_Task to complete_. Scan the records below. List lines holding "Cobb".

(Recorded data)
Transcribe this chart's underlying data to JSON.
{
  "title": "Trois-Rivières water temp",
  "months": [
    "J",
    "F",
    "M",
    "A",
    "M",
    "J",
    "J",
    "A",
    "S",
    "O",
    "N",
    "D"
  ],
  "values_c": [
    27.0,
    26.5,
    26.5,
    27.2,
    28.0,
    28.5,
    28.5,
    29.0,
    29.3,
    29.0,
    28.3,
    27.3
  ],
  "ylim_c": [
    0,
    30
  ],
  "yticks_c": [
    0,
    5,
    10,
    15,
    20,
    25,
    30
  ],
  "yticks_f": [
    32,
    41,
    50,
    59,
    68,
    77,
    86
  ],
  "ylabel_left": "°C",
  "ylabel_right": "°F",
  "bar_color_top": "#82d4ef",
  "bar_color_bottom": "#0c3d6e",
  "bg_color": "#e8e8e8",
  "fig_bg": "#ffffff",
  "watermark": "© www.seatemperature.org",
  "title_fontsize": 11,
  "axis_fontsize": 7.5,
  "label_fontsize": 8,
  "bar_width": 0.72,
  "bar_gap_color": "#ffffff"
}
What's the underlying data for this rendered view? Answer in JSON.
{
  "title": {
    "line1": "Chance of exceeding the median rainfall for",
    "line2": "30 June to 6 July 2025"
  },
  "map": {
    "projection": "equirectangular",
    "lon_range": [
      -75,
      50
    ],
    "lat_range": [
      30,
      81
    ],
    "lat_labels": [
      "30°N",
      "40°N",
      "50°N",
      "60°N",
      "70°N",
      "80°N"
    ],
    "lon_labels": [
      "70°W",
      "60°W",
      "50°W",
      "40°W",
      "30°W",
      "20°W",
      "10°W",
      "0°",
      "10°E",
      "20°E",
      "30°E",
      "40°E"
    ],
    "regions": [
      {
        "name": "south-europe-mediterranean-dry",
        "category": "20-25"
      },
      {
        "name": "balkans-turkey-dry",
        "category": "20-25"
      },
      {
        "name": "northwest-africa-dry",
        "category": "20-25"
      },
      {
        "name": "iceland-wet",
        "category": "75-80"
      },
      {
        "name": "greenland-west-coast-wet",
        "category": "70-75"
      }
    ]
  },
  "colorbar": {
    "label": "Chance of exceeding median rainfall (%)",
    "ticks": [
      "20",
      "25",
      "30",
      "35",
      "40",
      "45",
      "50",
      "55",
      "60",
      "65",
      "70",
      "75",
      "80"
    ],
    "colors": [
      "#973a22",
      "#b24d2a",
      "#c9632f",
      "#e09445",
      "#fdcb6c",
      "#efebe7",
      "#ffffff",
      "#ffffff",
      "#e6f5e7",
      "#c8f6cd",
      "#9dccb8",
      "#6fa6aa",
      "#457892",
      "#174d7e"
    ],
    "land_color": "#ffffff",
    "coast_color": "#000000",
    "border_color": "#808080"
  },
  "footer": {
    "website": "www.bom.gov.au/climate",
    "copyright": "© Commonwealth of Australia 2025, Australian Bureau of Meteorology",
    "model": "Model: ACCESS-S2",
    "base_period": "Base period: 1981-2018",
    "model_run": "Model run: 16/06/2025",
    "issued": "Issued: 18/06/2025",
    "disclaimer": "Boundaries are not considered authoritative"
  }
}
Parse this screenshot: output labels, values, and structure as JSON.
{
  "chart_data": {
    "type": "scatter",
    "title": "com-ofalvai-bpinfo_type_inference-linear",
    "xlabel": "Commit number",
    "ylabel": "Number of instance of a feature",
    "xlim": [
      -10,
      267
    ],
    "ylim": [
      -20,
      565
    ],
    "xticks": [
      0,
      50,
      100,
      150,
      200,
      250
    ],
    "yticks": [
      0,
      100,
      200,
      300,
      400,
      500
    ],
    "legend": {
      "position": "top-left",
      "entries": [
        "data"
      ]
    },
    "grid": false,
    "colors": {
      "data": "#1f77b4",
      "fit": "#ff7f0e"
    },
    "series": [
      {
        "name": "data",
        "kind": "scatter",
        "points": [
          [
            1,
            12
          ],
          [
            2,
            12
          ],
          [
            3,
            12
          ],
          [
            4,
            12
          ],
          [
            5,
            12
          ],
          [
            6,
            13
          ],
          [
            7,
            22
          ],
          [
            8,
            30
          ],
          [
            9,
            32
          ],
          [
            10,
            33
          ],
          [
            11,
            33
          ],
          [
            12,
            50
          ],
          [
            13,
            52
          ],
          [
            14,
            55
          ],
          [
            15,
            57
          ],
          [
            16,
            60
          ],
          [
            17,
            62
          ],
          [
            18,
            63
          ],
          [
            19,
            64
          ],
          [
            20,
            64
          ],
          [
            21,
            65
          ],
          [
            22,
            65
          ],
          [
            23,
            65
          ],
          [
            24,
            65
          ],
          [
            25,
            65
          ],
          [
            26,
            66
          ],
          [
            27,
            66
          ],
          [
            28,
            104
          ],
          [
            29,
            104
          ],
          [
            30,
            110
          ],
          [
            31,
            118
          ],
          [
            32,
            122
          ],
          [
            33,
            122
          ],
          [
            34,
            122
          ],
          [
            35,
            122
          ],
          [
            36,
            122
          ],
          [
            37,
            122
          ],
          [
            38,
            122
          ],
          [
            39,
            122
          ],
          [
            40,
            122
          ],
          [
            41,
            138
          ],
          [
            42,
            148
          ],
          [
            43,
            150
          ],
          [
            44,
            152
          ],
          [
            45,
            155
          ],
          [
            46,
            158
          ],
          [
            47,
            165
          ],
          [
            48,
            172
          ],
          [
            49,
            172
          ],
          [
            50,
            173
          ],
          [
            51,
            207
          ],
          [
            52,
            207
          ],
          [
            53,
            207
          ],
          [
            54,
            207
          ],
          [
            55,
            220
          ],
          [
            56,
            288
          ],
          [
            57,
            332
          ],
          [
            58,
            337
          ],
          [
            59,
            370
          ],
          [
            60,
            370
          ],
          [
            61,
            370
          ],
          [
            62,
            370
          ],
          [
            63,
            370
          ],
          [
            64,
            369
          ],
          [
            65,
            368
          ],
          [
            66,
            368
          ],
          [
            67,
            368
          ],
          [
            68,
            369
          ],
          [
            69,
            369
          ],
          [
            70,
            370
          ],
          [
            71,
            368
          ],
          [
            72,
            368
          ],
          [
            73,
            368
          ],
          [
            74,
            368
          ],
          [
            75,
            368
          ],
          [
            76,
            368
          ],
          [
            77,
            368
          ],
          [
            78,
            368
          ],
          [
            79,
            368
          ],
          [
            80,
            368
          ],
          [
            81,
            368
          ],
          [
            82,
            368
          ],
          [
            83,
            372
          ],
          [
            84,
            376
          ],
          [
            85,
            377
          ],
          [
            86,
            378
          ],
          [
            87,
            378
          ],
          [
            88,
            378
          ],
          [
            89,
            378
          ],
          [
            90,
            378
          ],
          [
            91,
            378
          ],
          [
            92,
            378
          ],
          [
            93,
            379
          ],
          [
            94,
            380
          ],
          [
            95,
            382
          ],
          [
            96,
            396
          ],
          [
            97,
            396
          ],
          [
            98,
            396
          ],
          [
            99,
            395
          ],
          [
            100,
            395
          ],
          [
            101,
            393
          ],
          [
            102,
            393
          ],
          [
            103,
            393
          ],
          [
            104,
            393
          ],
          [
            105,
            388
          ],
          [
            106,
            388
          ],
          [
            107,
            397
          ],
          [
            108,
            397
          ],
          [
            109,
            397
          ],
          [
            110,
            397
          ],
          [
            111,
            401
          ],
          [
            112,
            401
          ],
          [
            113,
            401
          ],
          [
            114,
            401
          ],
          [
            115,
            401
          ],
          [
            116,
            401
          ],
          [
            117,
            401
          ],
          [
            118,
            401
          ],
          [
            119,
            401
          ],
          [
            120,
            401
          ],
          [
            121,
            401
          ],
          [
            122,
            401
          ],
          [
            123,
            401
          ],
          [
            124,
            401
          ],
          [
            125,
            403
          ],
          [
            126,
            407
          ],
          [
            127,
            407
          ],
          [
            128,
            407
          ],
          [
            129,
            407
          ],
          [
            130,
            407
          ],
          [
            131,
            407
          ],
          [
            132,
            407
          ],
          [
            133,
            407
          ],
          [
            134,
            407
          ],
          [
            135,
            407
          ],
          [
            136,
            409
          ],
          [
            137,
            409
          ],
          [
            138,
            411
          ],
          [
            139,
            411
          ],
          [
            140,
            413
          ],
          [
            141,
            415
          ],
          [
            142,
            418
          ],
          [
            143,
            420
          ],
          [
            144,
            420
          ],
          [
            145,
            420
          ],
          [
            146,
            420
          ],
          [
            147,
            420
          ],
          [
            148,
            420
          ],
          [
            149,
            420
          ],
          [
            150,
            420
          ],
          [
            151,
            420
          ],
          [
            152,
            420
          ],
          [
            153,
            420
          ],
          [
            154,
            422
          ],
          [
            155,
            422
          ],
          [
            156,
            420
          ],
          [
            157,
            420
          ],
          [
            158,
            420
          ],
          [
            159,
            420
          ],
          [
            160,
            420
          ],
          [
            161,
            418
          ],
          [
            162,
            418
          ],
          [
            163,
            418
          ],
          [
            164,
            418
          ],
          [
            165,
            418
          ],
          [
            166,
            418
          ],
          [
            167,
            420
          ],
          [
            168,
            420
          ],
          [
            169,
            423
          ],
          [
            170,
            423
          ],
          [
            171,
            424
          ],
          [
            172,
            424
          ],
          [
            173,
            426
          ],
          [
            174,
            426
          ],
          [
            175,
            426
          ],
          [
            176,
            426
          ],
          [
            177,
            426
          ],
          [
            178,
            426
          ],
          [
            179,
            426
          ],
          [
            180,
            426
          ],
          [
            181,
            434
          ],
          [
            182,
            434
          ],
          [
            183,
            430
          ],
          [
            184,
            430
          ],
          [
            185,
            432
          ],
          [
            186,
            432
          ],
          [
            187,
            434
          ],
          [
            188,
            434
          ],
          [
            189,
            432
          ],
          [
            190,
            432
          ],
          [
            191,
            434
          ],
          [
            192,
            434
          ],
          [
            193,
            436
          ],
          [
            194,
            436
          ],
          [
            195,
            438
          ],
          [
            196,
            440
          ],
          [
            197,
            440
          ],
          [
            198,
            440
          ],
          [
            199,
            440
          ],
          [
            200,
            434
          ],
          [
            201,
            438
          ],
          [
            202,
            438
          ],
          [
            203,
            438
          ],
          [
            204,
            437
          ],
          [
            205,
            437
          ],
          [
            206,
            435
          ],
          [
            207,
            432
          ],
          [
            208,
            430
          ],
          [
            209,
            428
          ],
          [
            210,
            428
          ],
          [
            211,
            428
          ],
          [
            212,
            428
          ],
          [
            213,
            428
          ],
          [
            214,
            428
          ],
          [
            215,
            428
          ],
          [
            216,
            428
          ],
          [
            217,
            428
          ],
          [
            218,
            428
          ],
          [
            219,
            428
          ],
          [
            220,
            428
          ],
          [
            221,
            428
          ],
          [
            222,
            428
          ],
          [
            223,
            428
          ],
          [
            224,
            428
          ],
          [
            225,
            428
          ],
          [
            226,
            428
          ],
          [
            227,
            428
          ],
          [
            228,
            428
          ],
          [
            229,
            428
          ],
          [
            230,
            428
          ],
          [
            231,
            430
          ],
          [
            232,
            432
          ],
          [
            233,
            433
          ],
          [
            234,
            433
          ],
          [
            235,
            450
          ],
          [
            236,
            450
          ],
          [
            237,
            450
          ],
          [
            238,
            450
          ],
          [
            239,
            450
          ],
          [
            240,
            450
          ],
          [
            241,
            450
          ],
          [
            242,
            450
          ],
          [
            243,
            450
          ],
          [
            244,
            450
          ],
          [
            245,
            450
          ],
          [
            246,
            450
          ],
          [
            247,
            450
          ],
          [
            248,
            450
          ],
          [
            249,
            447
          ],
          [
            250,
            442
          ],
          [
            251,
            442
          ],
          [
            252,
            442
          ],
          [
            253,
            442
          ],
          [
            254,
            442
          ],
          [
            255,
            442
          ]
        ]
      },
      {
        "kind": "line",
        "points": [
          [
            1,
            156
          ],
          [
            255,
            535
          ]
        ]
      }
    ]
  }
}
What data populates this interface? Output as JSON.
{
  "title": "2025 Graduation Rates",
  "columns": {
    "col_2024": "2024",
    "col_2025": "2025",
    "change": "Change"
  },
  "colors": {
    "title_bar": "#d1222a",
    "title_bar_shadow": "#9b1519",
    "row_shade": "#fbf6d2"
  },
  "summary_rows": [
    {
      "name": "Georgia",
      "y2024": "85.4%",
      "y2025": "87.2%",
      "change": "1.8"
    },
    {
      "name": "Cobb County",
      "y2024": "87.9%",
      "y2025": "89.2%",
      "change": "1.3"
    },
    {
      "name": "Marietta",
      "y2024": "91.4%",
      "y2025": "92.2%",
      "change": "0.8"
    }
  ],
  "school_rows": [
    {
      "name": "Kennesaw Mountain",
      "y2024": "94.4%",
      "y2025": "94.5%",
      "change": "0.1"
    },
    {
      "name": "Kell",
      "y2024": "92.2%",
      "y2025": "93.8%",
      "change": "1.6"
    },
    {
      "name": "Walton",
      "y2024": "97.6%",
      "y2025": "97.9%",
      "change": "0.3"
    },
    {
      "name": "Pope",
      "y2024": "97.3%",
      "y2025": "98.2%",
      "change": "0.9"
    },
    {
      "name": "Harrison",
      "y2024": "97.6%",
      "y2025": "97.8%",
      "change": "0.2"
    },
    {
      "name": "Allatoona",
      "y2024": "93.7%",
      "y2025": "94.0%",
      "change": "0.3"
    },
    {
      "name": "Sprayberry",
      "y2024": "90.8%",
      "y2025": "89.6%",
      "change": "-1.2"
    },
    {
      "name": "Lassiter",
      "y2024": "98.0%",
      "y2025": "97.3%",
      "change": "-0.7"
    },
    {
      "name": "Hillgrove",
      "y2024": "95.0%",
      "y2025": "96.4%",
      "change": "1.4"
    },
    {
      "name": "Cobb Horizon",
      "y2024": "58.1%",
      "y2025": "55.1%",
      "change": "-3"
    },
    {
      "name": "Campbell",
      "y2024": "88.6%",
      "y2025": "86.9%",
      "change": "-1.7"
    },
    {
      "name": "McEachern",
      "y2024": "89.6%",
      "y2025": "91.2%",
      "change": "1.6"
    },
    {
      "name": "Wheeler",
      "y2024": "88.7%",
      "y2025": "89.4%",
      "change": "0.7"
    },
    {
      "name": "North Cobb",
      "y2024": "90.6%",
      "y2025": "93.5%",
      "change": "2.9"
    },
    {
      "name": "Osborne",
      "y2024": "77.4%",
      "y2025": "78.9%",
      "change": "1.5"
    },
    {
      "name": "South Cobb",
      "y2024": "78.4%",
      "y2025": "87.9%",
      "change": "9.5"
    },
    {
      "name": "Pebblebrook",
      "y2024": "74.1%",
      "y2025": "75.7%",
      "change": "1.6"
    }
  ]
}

_Written response_.
      "name": "Cobb County",
      "name": "Cobb Horizon",
      "name": "North Cobb",
      "name": "South Cobb",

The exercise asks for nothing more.